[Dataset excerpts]
+ + + + + + +

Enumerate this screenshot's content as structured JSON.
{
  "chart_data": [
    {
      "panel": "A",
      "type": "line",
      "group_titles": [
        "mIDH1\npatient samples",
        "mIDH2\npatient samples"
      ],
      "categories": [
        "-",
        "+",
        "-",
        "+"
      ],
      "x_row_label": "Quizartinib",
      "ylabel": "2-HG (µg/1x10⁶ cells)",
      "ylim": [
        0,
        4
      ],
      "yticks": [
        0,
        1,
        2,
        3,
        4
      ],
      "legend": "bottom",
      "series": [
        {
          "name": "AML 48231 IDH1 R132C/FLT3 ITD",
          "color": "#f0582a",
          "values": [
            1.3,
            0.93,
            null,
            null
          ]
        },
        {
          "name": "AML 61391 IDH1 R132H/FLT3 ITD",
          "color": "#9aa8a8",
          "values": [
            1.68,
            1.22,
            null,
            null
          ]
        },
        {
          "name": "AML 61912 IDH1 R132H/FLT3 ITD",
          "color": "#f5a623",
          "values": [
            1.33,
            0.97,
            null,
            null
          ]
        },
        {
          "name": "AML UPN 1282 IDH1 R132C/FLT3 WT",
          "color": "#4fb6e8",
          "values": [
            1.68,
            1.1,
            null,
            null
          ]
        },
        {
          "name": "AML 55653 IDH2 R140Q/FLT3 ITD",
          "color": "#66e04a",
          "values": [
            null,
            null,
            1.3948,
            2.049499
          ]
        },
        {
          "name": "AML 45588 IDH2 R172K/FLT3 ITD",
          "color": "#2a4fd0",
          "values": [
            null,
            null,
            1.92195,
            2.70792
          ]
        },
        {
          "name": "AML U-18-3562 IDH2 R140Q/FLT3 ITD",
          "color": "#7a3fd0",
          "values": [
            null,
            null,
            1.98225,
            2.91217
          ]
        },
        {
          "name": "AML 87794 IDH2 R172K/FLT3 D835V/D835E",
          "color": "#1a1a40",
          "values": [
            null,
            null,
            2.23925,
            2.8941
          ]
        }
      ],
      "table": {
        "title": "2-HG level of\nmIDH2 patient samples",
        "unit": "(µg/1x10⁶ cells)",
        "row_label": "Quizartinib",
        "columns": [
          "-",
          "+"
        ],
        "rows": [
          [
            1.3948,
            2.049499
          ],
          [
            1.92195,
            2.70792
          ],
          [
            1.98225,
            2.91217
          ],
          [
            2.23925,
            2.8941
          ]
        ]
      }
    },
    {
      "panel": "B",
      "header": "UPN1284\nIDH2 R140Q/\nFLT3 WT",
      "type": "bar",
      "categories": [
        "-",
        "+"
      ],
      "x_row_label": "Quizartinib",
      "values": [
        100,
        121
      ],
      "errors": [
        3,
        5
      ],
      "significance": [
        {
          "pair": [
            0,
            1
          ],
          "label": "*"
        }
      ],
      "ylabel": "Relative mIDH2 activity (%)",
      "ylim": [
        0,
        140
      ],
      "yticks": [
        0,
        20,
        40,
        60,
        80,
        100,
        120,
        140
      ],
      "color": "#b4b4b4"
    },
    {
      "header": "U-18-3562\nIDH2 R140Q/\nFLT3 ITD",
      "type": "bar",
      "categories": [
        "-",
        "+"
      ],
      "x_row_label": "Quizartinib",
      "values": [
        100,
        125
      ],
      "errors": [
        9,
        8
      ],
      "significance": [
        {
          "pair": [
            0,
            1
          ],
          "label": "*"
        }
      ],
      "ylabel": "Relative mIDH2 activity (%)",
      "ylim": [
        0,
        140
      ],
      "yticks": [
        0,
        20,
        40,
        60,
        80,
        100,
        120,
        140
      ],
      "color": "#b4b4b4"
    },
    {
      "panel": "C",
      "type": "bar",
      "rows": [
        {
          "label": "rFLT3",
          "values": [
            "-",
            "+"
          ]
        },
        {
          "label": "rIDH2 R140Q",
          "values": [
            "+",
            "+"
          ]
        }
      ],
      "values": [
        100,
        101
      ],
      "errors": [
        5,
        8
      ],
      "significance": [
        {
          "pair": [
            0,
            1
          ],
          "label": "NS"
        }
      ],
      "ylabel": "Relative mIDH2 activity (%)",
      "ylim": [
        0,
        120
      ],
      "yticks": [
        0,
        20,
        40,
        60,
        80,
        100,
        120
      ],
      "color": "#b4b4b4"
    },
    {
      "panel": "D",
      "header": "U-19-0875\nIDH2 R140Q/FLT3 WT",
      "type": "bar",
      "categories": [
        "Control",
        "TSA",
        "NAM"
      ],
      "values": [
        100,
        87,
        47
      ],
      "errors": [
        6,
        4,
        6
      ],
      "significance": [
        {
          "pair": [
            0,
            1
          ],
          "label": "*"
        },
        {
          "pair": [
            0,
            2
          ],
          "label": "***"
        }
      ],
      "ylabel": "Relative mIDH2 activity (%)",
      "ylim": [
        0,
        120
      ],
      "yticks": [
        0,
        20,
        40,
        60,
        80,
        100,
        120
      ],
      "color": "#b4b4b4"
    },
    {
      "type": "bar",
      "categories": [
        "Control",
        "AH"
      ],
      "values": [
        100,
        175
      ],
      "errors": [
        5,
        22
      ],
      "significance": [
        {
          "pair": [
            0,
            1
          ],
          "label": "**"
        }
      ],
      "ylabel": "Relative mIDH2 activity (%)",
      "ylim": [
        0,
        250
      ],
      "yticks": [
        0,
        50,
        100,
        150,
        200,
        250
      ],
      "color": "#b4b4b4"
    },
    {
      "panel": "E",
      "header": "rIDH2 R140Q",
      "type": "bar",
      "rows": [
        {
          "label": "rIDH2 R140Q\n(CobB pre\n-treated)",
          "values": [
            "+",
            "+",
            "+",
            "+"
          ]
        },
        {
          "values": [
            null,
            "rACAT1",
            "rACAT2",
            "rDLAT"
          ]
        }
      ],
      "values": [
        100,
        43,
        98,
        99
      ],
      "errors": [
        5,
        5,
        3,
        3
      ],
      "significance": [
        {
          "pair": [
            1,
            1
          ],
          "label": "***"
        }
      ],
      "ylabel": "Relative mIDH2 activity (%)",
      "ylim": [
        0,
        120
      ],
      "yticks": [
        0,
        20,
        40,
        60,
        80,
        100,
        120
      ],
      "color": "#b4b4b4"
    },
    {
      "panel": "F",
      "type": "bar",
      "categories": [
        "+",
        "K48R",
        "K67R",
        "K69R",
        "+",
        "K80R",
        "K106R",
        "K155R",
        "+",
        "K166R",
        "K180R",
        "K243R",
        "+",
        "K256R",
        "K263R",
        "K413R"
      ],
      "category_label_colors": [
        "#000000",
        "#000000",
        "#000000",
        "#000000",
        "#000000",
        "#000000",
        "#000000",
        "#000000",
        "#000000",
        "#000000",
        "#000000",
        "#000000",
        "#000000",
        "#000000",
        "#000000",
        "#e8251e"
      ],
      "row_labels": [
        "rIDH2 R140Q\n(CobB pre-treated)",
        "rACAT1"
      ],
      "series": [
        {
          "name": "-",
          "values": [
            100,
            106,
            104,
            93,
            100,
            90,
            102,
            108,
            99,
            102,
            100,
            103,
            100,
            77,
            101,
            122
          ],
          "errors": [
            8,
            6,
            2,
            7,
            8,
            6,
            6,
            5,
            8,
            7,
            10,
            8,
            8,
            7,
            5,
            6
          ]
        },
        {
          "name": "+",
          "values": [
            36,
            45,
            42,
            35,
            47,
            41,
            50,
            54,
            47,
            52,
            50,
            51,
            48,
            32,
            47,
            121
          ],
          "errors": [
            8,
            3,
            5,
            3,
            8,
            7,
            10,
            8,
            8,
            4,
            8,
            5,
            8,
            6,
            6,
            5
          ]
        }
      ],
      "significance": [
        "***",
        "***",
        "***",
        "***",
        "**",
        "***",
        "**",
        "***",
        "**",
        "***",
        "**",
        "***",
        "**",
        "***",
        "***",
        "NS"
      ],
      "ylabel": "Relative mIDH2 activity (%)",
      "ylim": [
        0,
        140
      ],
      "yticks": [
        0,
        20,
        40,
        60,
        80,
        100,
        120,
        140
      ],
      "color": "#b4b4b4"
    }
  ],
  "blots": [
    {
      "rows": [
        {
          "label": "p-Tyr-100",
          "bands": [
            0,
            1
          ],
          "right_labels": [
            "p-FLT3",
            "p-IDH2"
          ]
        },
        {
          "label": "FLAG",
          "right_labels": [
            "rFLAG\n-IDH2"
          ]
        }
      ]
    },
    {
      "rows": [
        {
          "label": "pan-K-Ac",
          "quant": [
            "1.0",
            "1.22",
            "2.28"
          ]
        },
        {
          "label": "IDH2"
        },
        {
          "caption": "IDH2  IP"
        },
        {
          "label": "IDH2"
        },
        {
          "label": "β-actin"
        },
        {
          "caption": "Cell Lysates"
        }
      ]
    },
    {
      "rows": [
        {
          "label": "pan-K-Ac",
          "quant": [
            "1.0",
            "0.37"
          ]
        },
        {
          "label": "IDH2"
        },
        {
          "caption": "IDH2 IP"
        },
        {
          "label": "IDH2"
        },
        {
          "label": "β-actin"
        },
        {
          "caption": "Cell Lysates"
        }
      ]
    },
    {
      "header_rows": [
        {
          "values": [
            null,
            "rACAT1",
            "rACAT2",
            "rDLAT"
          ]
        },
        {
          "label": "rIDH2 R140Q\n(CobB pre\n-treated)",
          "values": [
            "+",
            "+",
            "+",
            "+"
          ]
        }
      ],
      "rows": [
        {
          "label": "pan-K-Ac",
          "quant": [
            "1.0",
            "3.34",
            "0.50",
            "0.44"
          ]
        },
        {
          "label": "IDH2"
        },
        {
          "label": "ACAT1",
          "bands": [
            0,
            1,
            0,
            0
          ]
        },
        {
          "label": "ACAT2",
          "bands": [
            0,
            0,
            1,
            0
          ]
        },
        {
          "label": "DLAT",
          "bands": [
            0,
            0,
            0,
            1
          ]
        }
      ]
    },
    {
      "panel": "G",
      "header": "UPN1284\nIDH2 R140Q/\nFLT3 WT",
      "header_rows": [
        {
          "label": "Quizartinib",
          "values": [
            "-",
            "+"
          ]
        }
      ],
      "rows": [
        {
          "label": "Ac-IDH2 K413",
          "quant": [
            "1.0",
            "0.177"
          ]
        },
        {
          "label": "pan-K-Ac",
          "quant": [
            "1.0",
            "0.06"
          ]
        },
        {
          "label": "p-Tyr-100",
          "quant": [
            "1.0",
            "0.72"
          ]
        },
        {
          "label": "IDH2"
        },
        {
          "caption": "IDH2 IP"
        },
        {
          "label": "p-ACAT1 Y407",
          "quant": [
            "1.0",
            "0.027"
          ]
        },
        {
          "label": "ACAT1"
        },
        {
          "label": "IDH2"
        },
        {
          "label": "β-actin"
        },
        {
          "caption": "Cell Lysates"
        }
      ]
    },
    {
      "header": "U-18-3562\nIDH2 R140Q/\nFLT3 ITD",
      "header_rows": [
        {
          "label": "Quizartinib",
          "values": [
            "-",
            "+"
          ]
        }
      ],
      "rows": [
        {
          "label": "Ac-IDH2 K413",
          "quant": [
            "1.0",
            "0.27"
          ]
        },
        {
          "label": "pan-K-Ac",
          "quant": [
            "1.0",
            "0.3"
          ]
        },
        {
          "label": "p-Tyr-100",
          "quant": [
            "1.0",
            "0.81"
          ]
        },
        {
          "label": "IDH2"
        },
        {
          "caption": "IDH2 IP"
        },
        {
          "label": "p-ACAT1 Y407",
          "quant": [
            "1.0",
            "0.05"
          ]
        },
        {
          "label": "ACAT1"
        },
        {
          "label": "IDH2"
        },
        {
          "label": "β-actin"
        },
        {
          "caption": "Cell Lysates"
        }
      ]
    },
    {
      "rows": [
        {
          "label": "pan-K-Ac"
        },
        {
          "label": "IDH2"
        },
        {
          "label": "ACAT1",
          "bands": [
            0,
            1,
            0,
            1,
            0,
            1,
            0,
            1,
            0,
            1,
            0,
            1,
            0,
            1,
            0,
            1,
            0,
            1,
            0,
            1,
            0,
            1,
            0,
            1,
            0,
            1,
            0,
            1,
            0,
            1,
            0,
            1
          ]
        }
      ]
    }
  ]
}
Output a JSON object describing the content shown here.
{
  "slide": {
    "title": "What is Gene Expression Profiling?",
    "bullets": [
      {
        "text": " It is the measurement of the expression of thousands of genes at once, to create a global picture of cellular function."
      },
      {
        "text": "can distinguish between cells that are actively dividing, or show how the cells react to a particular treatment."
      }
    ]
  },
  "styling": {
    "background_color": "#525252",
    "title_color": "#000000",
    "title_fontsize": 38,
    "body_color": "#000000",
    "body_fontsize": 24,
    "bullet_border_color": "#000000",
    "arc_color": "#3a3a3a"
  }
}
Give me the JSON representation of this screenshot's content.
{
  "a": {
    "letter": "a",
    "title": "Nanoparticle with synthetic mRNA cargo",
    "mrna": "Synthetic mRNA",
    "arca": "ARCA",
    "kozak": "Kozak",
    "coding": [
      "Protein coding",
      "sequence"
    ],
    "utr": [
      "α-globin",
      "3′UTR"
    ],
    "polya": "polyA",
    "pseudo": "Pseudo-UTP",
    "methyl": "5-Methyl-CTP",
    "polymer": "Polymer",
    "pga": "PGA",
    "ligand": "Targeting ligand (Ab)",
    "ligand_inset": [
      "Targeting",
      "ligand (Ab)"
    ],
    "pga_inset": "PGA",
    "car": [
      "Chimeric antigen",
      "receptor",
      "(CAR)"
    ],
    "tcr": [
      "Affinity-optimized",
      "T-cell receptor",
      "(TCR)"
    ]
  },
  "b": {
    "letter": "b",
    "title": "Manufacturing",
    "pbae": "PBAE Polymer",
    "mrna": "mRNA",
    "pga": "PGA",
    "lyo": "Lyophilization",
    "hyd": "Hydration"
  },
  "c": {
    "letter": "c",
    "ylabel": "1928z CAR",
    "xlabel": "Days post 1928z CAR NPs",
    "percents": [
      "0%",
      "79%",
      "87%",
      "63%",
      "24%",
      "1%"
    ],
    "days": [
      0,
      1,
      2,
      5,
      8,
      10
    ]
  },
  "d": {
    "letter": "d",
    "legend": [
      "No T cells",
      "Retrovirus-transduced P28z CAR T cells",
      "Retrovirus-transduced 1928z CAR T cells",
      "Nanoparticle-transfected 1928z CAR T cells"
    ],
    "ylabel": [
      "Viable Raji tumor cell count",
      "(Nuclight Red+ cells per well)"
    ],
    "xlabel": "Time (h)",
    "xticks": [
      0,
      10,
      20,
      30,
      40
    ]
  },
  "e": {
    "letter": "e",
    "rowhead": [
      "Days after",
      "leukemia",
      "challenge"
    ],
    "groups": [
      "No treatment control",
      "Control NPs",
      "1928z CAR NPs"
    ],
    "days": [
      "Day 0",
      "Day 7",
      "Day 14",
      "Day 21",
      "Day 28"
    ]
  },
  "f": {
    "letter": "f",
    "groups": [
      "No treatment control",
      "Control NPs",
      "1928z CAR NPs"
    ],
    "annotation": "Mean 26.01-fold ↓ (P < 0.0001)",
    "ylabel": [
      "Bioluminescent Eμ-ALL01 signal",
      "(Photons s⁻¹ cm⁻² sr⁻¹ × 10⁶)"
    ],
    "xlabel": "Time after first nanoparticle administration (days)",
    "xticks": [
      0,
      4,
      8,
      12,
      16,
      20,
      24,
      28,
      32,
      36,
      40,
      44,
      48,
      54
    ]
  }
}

+ + + + + + +

• [Try it] Filter on the word "samples": copy each matching line from the entries above.

• [Written solution]
        "mIDH1\npatient samples",
        "mIDH2\npatient samples"
        "title": "2-HG level of\nmIDH2 patient samples",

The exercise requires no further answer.